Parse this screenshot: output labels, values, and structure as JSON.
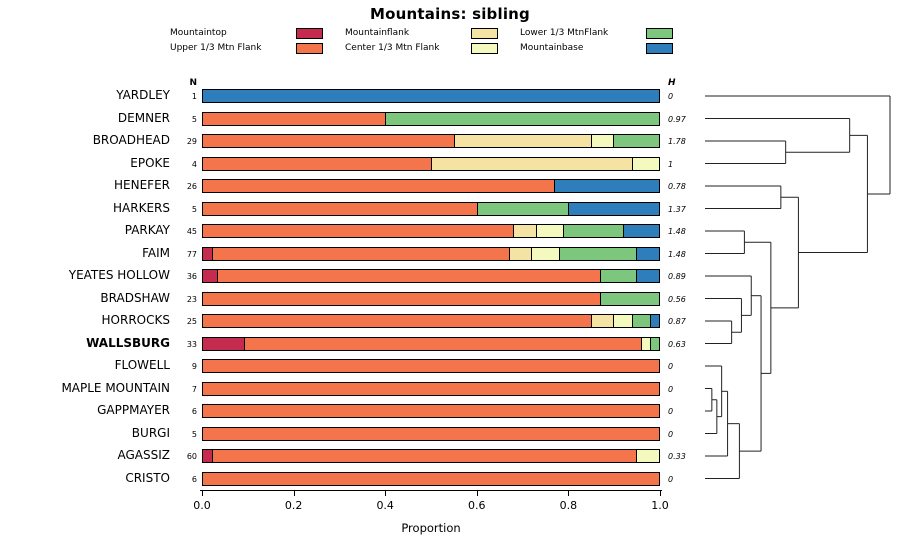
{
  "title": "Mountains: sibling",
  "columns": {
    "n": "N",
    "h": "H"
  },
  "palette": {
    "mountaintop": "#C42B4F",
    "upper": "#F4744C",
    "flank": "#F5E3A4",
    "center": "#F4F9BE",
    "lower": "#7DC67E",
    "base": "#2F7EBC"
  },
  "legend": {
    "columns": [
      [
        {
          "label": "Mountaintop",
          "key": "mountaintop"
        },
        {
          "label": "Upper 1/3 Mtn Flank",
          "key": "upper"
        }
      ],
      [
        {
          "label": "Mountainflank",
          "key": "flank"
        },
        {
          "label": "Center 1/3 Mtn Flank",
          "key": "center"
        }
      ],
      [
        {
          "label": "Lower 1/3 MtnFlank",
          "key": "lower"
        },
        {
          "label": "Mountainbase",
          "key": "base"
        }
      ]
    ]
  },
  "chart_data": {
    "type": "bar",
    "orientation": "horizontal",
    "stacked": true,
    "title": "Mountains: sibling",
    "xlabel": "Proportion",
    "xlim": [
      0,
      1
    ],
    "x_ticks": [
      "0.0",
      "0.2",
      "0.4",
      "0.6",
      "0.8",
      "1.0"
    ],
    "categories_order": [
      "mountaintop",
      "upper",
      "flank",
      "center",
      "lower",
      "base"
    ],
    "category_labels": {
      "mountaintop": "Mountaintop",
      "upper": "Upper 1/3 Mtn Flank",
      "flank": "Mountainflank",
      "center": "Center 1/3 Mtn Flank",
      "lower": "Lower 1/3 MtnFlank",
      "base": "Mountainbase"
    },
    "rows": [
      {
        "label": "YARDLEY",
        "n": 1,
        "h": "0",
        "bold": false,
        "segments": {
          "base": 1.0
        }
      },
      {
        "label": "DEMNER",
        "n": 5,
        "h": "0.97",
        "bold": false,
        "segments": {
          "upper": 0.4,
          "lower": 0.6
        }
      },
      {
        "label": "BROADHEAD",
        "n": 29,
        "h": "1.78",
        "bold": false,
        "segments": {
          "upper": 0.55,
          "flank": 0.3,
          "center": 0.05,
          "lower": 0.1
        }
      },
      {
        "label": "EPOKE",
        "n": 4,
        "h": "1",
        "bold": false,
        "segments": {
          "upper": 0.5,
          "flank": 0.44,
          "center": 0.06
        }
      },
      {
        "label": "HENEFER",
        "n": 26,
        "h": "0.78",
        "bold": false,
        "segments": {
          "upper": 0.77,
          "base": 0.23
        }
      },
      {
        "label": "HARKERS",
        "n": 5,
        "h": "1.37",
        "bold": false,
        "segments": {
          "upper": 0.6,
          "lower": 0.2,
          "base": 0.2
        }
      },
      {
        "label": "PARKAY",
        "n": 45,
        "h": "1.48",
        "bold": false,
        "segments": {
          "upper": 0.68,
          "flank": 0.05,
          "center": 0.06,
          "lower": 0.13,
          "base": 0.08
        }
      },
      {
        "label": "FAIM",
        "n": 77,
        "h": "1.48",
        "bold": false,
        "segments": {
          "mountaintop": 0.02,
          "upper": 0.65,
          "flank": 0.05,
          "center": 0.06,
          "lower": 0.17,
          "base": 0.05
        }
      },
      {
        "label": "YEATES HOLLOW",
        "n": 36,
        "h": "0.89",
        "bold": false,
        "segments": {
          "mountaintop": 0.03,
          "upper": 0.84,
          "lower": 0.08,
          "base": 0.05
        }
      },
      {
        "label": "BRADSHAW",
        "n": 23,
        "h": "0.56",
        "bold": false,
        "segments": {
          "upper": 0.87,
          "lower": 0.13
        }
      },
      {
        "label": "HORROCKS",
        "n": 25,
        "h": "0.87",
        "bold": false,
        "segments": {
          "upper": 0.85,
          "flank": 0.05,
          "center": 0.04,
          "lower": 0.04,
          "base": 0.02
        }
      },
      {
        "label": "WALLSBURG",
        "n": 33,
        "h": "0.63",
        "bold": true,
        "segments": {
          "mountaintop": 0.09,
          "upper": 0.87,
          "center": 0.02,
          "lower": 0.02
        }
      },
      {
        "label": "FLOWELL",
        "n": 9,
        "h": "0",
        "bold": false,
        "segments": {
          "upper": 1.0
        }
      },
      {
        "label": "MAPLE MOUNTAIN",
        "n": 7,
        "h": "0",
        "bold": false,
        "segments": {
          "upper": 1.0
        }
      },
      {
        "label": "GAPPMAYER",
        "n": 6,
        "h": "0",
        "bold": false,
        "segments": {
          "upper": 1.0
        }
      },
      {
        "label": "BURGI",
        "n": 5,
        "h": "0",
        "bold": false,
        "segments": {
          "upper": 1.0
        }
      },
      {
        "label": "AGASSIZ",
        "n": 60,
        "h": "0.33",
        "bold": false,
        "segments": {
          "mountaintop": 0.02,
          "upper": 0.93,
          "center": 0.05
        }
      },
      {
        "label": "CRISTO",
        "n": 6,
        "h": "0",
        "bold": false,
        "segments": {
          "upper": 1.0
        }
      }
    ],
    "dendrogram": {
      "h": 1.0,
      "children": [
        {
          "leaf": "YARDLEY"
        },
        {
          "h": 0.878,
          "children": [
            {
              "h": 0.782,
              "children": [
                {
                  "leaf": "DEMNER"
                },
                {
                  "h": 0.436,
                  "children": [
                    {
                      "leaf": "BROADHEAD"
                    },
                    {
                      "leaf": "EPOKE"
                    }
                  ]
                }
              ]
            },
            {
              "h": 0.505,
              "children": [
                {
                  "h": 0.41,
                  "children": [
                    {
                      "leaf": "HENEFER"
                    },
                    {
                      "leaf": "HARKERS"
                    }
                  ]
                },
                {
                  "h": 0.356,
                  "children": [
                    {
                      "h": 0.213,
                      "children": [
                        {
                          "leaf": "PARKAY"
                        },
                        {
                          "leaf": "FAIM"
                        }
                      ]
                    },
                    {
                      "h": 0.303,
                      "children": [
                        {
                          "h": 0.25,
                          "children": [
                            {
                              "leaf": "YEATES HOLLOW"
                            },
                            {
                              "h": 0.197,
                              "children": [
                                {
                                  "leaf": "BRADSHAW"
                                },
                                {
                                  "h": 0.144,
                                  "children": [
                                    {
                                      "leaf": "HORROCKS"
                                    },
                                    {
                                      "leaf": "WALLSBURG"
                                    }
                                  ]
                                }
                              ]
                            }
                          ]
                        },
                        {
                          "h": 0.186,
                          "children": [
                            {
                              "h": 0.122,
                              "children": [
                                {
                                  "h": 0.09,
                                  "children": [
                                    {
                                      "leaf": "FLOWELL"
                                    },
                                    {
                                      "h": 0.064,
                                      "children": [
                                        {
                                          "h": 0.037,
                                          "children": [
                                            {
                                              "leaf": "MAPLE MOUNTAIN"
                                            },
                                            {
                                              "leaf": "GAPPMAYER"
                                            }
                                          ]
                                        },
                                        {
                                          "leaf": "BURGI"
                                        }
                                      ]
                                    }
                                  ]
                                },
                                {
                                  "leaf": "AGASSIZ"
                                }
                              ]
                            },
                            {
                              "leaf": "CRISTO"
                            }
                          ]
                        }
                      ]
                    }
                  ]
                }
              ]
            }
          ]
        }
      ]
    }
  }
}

# Your task
Copy out every line of the material above exactly, skipping the pictures.

# Task output
Parse this screenshot: output labels, values, and structure as JSON.
{
  "title": "Mountains: sibling",
  "columns": {
    "n": "N",
    "h": "H"
  },
  "palette": {
    "mountaintop": "#C42B4F",
    "upper": "#F4744C",
    "flank": "#F5E3A4",
    "center": "#F4F9BE",
    "lower": "#7DC67E",
    "base": "#2F7EBC"
  },
  "legend": {
    "columns": [
      [
        {
          "label": "Mountaintop",
          "key": "mountaintop"
        },
        {
          "label": "Upper 1/3 Mtn Flank",
          "key": "upper"
        }
      ],
      [
        {
          "label": "Mountainflank",
          "key": "flank"
        },
        {
          "label": "Center 1/3 Mtn Flank",
          "key": "center"
        }
      ],
      [
        {
          "label": "Lower 1/3 MtnFlank",
          "key": "lower"
        },
        {
          "label": "Mountainbase",
          "key": "base"
        }
      ]
    ]
  },
  "chart_data": {
    "type": "bar",
    "orientation": "horizontal",
    "stacked": true,
    "title": "Mountains: sibling",
    "xlabel": "Proportion",
    "xlim": [
      0,
      1
    ],
    "x_ticks": [
      "0.0",
      "0.2",
      "0.4",
      "0.6",
      "0.8",
      "1.0"
    ],
    "categories_order": [
      "mountaintop",
      "upper",
      "flank",
      "center",
      "lower",
      "base"
    ],
    "category_labels": {
      "mountaintop": "Mountaintop",
      "upper": "Upper 1/3 Mtn Flank",
      "flank": "Mountainflank",
      "center": "Center 1/3 Mtn Flank",
      "lower": "Lower 1/3 MtnFlank",
      "base": "Mountainbase"
    },
    "rows": [
      {
        "label": "YARDLEY",
        "n": 1,
        "h": "0",
        "bold": false,
        "segments": {
          "base": 1.0
        }
      },
      {
        "label": "DEMNER",
        "n": 5,
        "h": "0.97",
        "bold": false,
        "segments": {
          "upper": 0.4,
          "lower": 0.6
        }
      },
      {
        "label": "BROADHEAD",
        "n": 29,
        "h": "1.78",
        "bold": false,
        "segments": {
          "upper": 0.55,
          "flank": 0.3,
          "center": 0.05,
          "lower": 0.1
        }
      },
      {
        "label": "EPOKE",
        "n": 4,
        "h": "1",
        "bold": false,
        "segments": {
          "upper": 0.5,
          "flank": 0.44,
          "center": 0.06
        }
      },
      {
        "label": "HENEFER",
        "n": 26,
        "h": "0.78",
        "bold": false,
        "segments": {
          "upper": 0.77,
          "base": 0.23
        }
      },
      {
        "label": "HARKERS",
        "n": 5,
        "h": "1.37",
        "bold": false,
        "segments": {
          "upper": 0.6,
          "lower": 0.2,
          "base": 0.2
        }
      },
      {
        "label": "PARKAY",
        "n": 45,
        "h": "1.48",
        "bold": false,
        "segments": {
          "upper": 0.68,
          "flank": 0.05,
          "center": 0.06,
          "lower": 0.13,
          "base": 0.08
        }
      },
      {
        "label": "FAIM",
        "n": 77,
        "h": "1.48",
        "bold": false,
        "segments": {
          "mountaintop": 0.02,
          "upper": 0.65,
          "flank": 0.05,
          "center": 0.06,
          "lower": 0.17,
          "base": 0.05
        }
      },
      {
        "label": "YEATES HOLLOW",
        "n": 36,
        "h": "0.89",
        "bold": false,
        "segments": {
          "mountaintop": 0.03,
          "upper": 0.84,
          "lower": 0.08,
          "base": 0.05
        }
      },
      {
        "label": "BRADSHAW",
        "n": 23,
        "h": "0.56",
        "bold": false,
        "segments": {
          "upper": 0.87,
          "lower": 0.13
        }
      },
      {
        "label": "HORROCKS",
        "n": 25,
        "h": "0.87",
        "bold": false,
        "segments": {
          "upper": 0.85,
          "flank": 0.05,
          "center": 0.04,
          "lower": 0.04,
          "base": 0.02
        }
      },
      {
        "label": "WALLSBURG",
        "n": 33,
        "h": "0.63",
        "bold": true,
        "segments": {
          "mountaintop": 0.09,
          "upper": 0.87,
          "center": 0.02,
          "lower": 0.02
        }
      },
      {
        "label": "FLOWELL",
        "n": 9,
        "h": "0",
        "bold": false,
        "segments": {
          "upper": 1.0
        }
      },
      {
        "label": "MAPLE MOUNTAIN",
        "n": 7,
        "h": "0",
        "bold": false,
        "segments": {
          "upper": 1.0
        }
      },
      {
        "label": "GAPPMAYER",
        "n": 6,
        "h": "0",
        "bold": false,
        "segments": {
          "upper": 1.0
        }
      },
      {
        "label": "BURGI",
        "n": 5,
        "h": "0",
        "bold": false,
        "segments": {
          "upper": 1.0
        }
      },
      {
        "label": "AGASSIZ",
        "n": 60,
        "h": "0.33",
        "bold": false,
        "segments": {
          "mountaintop": 0.02,
          "upper": 0.93,
          "center": 0.05
        }
      },
      {
        "label": "CRISTO",
        "n": 6,
        "h": "0",
        "bold": false,
        "segments": {
          "upper": 1.0
        }
      }
    ],
    "dendrogram": {
      "h": 1.0,
      "children": [
        {
          "leaf": "YARDLEY"
        },
        {
          "h": 0.878,
          "children": [
            {
              "h": 0.782,
              "children": [
                {
                  "leaf": "DEMNER"
                },
                {
                  "h": 0.436,
                  "children": [
                    {
                      "leaf": "BROADHEAD"
                    },
                    {
                      "leaf": "EPOKE"
                    }
                  ]
                }
              ]
            },
            {
              "h": 0.505,
              "children": [
                {
                  "h": 0.41,
                  "children": [
                    {
                      "leaf": "HENEFER"
                    },
                    {
                      "leaf": "HARKERS"
                    }
                  ]
                },
                {
                  "h": 0.356,
                  "children": [
                    {
                      "h": 0.213,
                      "children": [
                        {
                          "leaf": "PARKAY"
                        },
                        {
                          "leaf": "FAIM"
                        }
                      ]
                    },
                    {
                      "h": 0.303,
                      "children": [
                        {
                          "h": 0.25,
                          "children": [
                            {
                              "leaf": "YEATES HOLLOW"
                            },
                            {
                              "h": 0.197,
                              "children": [
                                {
                                  "leaf": "BRADSHAW"
                                },
                                {
                                  "h": 0.144,
                                  "children": [
                                    {
                                      "leaf": "HORROCKS"
                                    },
                                    {
                                      "leaf": "WALLSBURG"
                                    }
                                  ]
                                }
                              ]
                            }
                          ]
                        },
                        {
                          "h": 0.186,
                          "children": [
                            {
                              "h": 0.122,
                              "children": [
                                {
                                  "h": 0.09,
                                  "children": [
                                    {
                                      "leaf": "FLOWELL"
                                    },
                                    {
                                      "h": 0.064,
                                      "children": [
                                        {
                                          "h": 0.037,
                                          "children": [
                                            {
                                              "leaf": "MAPLE MOUNTAIN"
                                            },
                                            {
                                              "leaf": "GAPPMAYER"
                                            }
                                          ]
                                        },
                                        {
                                          "leaf": "BURGI"
                                        }
                                      ]
                                    }
                                  ]
                                },
                                {
                                  "leaf": "AGASSIZ"
                                }
                              ]
                            },
                            {
                              "leaf": "CRISTO"
                            }
                          ]
                        }
                      ]
                    }
                  ]
                }
              ]
            }
          ]
        }
      ]
    }
  }
}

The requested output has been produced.